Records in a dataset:
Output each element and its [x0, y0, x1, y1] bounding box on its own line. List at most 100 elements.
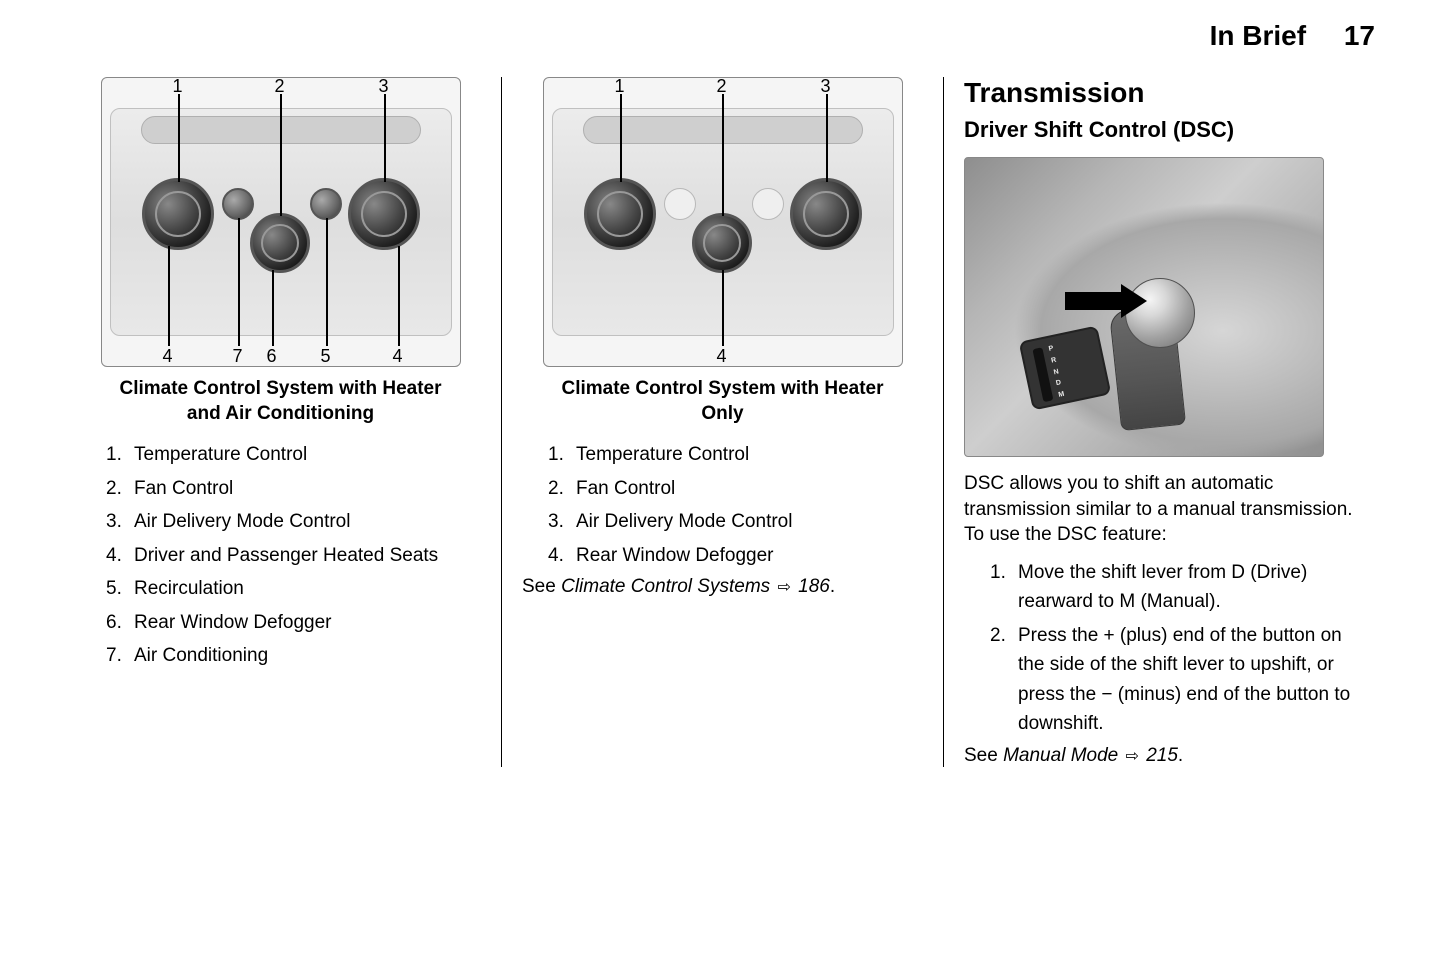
list-item: 3. Air Delivery Mode Control: [548, 507, 923, 536]
dial-airmode: [348, 178, 420, 250]
see-suffix: .: [830, 576, 835, 597]
gear-letter: D: [1055, 378, 1070, 388]
list-num: 2.: [106, 474, 122, 503]
list-num: 1.: [106, 440, 122, 469]
transmission-heading: Transmission: [964, 77, 1365, 109]
list-text: Rear Window Defogger: [134, 612, 331, 633]
column-2: 1 2 3 4 Climate Control System with Heat…: [502, 77, 944, 767]
callout-line: [272, 270, 274, 346]
legend-list: 1. Temperature Control 2. Fan Control 3. Ai…: [80, 440, 481, 670]
btn-recirc: [310, 188, 342, 220]
page-number: 17: [1344, 20, 1375, 51]
dial-fan: [692, 213, 752, 273]
list-text: Air Conditioning: [134, 645, 268, 666]
gear-letter: M: [1058, 389, 1073, 399]
gear-letter: R: [1051, 355, 1066, 365]
callout-line: [722, 270, 724, 346]
list-text: Fan Control: [134, 478, 233, 499]
list-num: 5.: [106, 574, 122, 603]
list-num: 2.: [990, 621, 1006, 650]
dsc-subheading: Driver Shift Control (DSC): [964, 117, 1365, 143]
gear-letter: N: [1053, 366, 1068, 376]
callout-line: [826, 94, 828, 182]
dial-temperature: [142, 178, 214, 250]
diagram-caption: Climate Control System with Heater and A…: [110, 377, 451, 426]
dial-airmode: [790, 178, 862, 250]
list-text: Driver and Passenger Heated Seats: [134, 545, 438, 566]
list-item: 2. Fan Control: [548, 474, 923, 503]
list-text: Air Delivery Mode Control: [134, 511, 350, 532]
dial-fan: [250, 213, 310, 273]
list-num: 2.: [548, 474, 564, 503]
see-page: 215: [1146, 745, 1178, 766]
callout-num: 4: [388, 346, 408, 367]
callout-line: [178, 94, 180, 182]
callout-num: 7: [228, 346, 248, 367]
callout-line: [280, 94, 282, 216]
see-suffix: .: [1178, 745, 1183, 766]
column-3: Transmission Driver Shift Control (DSC) …: [944, 77, 1385, 767]
list-item: 3. Air Delivery Mode Control: [106, 507, 481, 536]
list-num: 1.: [548, 440, 564, 469]
dsc-steps: 1. Move the shift lever from D (Drive) re…: [964, 558, 1365, 739]
see-page: 186: [798, 576, 830, 597]
list-text: Rear Window Defogger: [576, 545, 773, 566]
list-item: 6. Rear Window Defogger: [106, 608, 481, 637]
see-link-text: Manual Mode: [1003, 745, 1118, 766]
content-columns: 1 2 3 4 7 6 5 4 Climate Control System w…: [60, 77, 1385, 767]
gear-letter: P: [1048, 343, 1063, 353]
list-num: 4.: [106, 541, 122, 570]
list-num: 6.: [106, 608, 122, 637]
callout-num: 5: [316, 346, 336, 367]
see-prefix: See: [522, 576, 561, 597]
climate-ac-diagram: 1 2 3 4 7 6 5 4: [101, 77, 461, 367]
list-text: Press the + (plus) end of the button on …: [1018, 625, 1350, 734]
list-item: 5.Recirculation: [106, 574, 481, 603]
section-title: In Brief: [1210, 20, 1306, 51]
list-num: 3.: [548, 507, 564, 536]
see-reference: See Climate Control Systems ⇨ 186.: [522, 576, 923, 598]
callout-line: [238, 218, 240, 346]
list-item: 1. Temperature Control: [106, 440, 481, 469]
list-text: Temperature Control: [576, 444, 749, 465]
list-num: 7.: [106, 641, 122, 670]
page-header: In Brief 17: [60, 20, 1385, 52]
list-num: 3.: [106, 507, 122, 536]
callout-line: [326, 218, 328, 346]
callout-line: [384, 94, 386, 182]
legend-list: 1. Temperature Control 2. Fan Control 3. Ai…: [522, 440, 923, 570]
callout-line: [620, 94, 622, 182]
list-item: 7. Air Conditioning: [106, 641, 481, 670]
climate-heater-diagram: 1 2 3 4: [543, 77, 903, 367]
list-num: 1.: [990, 558, 1006, 587]
list-text: Fan Control: [576, 478, 675, 499]
callout-line: [398, 246, 400, 346]
callout-num: 6: [262, 346, 282, 367]
dsc-intro: DSC allows you to shift an automatic tra…: [964, 471, 1365, 548]
see-prefix: See: [964, 745, 1003, 766]
shift-indicator-letters: P R N D M: [1048, 343, 1073, 399]
list-num: 4.: [548, 541, 564, 570]
list-item: 4. Rear Window Defogger: [548, 541, 923, 570]
callout-num: 4: [712, 346, 732, 367]
link-icon: ⇨: [1126, 746, 1139, 766]
callout-line: [722, 94, 724, 216]
diagram-caption: Climate Control System with Heater Only: [552, 377, 893, 426]
blank-button: [752, 188, 784, 220]
callout-line: [168, 246, 170, 346]
list-item: 2. Press the + (plus) end of the button o…: [990, 621, 1365, 739]
list-item: 4. Driver and Passenger Heated Seats: [106, 541, 481, 570]
list-text: Temperature Control: [134, 444, 307, 465]
btn-ac: [222, 188, 254, 220]
link-icon: ⇨: [777, 577, 790, 597]
shift-gate: P R N D M: [1019, 325, 1112, 410]
list-text: Air Delivery Mode Control: [576, 511, 792, 532]
dial-temperature: [584, 178, 656, 250]
blank-button: [664, 188, 696, 220]
list-text: Move the shift lever from D (Drive) rear…: [1018, 562, 1307, 612]
shifter-photo: P R N D M: [964, 157, 1324, 457]
callout-num: 4: [158, 346, 178, 367]
list-item: 2. Fan Control: [106, 474, 481, 503]
see-link-text: Climate Control Systems: [561, 576, 770, 597]
column-1: 1 2 3 4 7 6 5 4 Climate Control System w…: [60, 77, 502, 767]
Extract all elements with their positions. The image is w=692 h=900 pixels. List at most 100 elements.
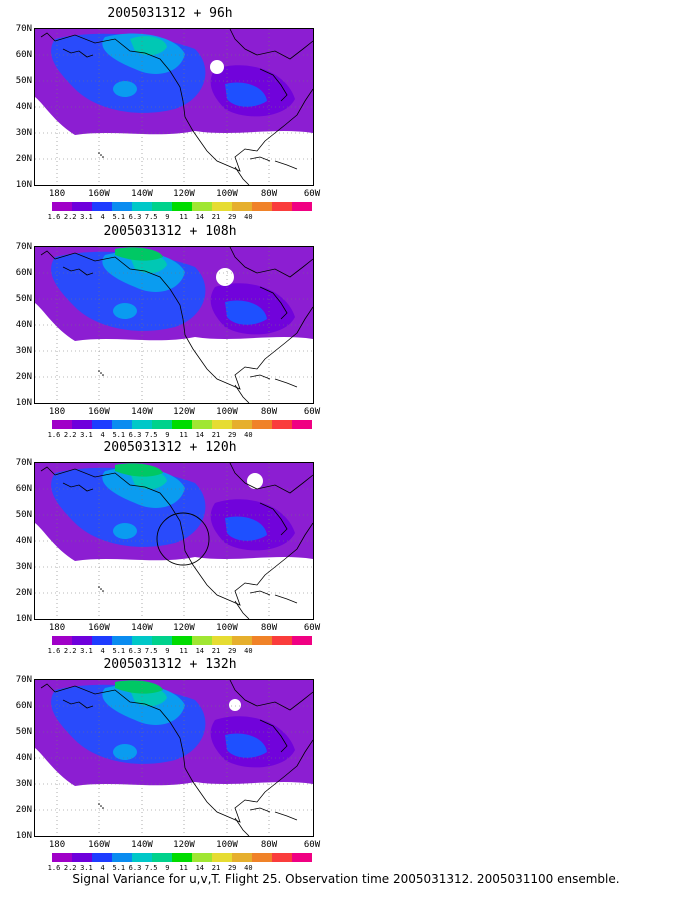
latitude-tick-label: 50N: [15, 76, 32, 86]
colorbar-label: 1.6: [47, 213, 61, 221]
colorbar-label: 5.1: [112, 864, 126, 872]
colorbar-label: 14: [195, 431, 205, 439]
colorbar-swatch: [172, 202, 192, 211]
map-panel: 2005031312 + 108h 70N 60N 50N 40N 30N 20N 10N 1…: [0, 224, 340, 440]
colorbar: [52, 853, 312, 862]
map-panel: 2005031312 + 132h 70N 60N 50N 40N 30N 20N 10N 1…: [0, 657, 340, 873]
colorbar-label: 6.3: [128, 213, 142, 221]
colorbar-label: 14: [195, 213, 205, 221]
map-panel: 2005031312 + 96h 70N 60N 50N 40N 30N 20N 10N 18…: [0, 6, 340, 222]
latitude-tick-label: 10N: [15, 180, 32, 190]
colorbar-label: 40: [244, 213, 253, 221]
longitude-tick-label: 180: [48, 840, 66, 850]
colorbar-label: 2.2: [63, 647, 77, 655]
colorbar-label: 1.6: [47, 864, 61, 872]
colorbar-swatch: [52, 636, 72, 645]
colorbar-swatch: [232, 202, 252, 211]
colorbar-label: 11: [179, 647, 188, 655]
longitude-tick-label: 120W: [173, 407, 195, 417]
colorbar-swatch: [72, 420, 92, 429]
latitude-tick-label: 50N: [15, 510, 32, 520]
longitude-tick-label: 180: [48, 623, 66, 633]
colorbar-swatch: [132, 853, 152, 862]
colorbar-swatch: [152, 853, 172, 862]
latitude-tick-label: 20N: [15, 805, 32, 815]
colorbar-swatch: [112, 420, 132, 429]
colorbar-swatch: [112, 202, 132, 211]
colorbar-label: 11: [179, 431, 188, 439]
longitude-tick-label: 160W: [88, 840, 110, 850]
colorbar: [52, 420, 312, 429]
latitude-tick-label: 20N: [15, 588, 32, 598]
colorbar-swatch: [212, 636, 232, 645]
colorbar-swatch: [92, 853, 112, 862]
colorbar-label: 6.3: [128, 647, 142, 655]
longitude-tick-label: 160W: [88, 407, 110, 417]
longitude-tick-label: 80W: [260, 407, 278, 417]
latitude-tick-label: 70N: [15, 675, 32, 685]
panel-title: 2005031312 + 120h: [103, 440, 237, 455]
colorbar-label: 2.2: [63, 431, 77, 439]
figure-caption: Signal Variance for u,v,T. Flight 25. Ob…: [72, 872, 620, 886]
colorbar-label: 21: [211, 213, 221, 221]
latitude-tick-label: 70N: [15, 242, 32, 252]
colorbar-swatch: [192, 636, 212, 645]
colorbar-swatch: [232, 853, 252, 862]
colorbar-swatch: [132, 202, 152, 211]
longitude-tick-label: 80W: [260, 840, 278, 850]
colorbar-label: 7.5: [144, 213, 158, 221]
colorbar-label: 3.1: [80, 213, 93, 221]
longitude-tick-label: 160W: [88, 623, 110, 633]
colorbar-label: 4: [100, 647, 105, 655]
colorbar-swatch: [132, 636, 152, 645]
colorbar: [52, 636, 312, 645]
colorbar-label: 9: [165, 647, 170, 655]
longitude-tick-label: 140W: [131, 189, 153, 199]
latitude-tick-label: 60N: [15, 50, 32, 60]
colorbar-swatch: [192, 853, 212, 862]
colorbar-label: 9: [165, 431, 170, 439]
latitude-tick-label: 70N: [15, 458, 32, 468]
colorbar-swatch: [192, 202, 212, 211]
colorbar-label: 5.1: [112, 213, 126, 221]
longitude-tick-label: 140W: [131, 623, 153, 633]
colorbar-label: 1.6: [47, 647, 61, 655]
longitude-tick-label: 100W: [216, 840, 238, 850]
colorbar-swatch: [252, 636, 272, 645]
colorbar-swatch: [72, 202, 92, 211]
colorbar-label: 21: [211, 864, 221, 872]
colorbar-label: 29: [227, 864, 237, 872]
colorbar-swatch: [152, 636, 172, 645]
colorbar-label: 11: [179, 213, 188, 221]
longitude-tick-label: 140W: [131, 407, 153, 417]
colorbar-label: 29: [227, 431, 237, 439]
colorbar-label: 6.3: [128, 864, 142, 872]
colorbar-swatch: [192, 420, 212, 429]
colorbar-swatch: [92, 636, 112, 645]
longitude-tick-label: 160W: [88, 189, 110, 199]
colorbar-swatch: [292, 202, 312, 211]
longitude-tick-label: 140W: [131, 840, 153, 850]
colorbar-label: 11: [179, 864, 188, 872]
longitude-tick-label: 120W: [173, 840, 195, 850]
colorbar-swatch: [292, 636, 312, 645]
latitude-tick-label: 10N: [15, 614, 32, 624]
latitude-tick-label: 10N: [15, 398, 32, 408]
colorbar-swatch: [112, 853, 132, 862]
colorbar-swatch: [172, 420, 192, 429]
colorbar-swatch: [232, 420, 252, 429]
colorbar-swatch: [72, 853, 92, 862]
colorbar-swatch: [212, 853, 232, 862]
colorbar-swatch: [132, 420, 152, 429]
map-panel: 2005031312 + 120h 70N 60N 50N 40N 30N 20N 10N 1…: [0, 440, 340, 656]
longitude-tick-label: 60W: [303, 840, 321, 850]
colorbar-swatch: [292, 853, 312, 862]
colorbar-swatch: [252, 420, 272, 429]
colorbar-swatch: [152, 202, 172, 211]
colorbar-swatch: [52, 202, 72, 211]
colorbar-label: 7.5: [144, 647, 158, 655]
variance-field-map: [35, 247, 313, 403]
colorbar-label: 21: [211, 647, 221, 655]
colorbar-swatch: [272, 420, 292, 429]
latitude-tick-label: 60N: [15, 268, 32, 278]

* What you have to do
Lay out as a numbered list the lines of the records from the one containing "list-item: 3. Air Delivery Mode Control: [548, 507, 923, 536]" through the one containing "list-num: 5.: [106, 574, 122, 603]", both included. Leave out any blank lines.

* Solution for this task
1. list-item: 3. Air Delivery Mode Control: [548, 507, 923, 536]
2. dial-airmode: [348, 178, 420, 250]
3. see-suffix: .: [830, 576, 835, 597]
4. gear-letter: D: [1055, 378, 1070, 388]
5. list-num: 2.: [106, 474, 122, 503]
6. list-num: 1.: [106, 440, 122, 469]
7. transmission-heading: Transmission: [964, 77, 1365, 109]
8. list-text: Rear Window Defogger: [134, 612, 331, 633]
9. column-2: 1 2 3 4 Climate Control System with Heat…: [502, 77, 944, 767]
10. callout-line: [272, 270, 274, 346]
11. legend-list: 1. Temperature Control 2. Fan Control 3. Ai…: [80, 440, 481, 670]
12. btn-recirc: [310, 188, 342, 220]
13. page-number: 17: [1344, 20, 1375, 51]
14. dial-fan: [692, 213, 752, 273]
15. list-text: Air Conditioning: [134, 645, 268, 666]
16. gear-letter: M: [1058, 389, 1073, 399]
17. gear-letter: R: [1051, 355, 1066, 365]
18. callout-line: [722, 270, 724, 346]
19. list-text: Fan Control: [134, 478, 233, 499]
20. list-num: 5.: [106, 574, 122, 603]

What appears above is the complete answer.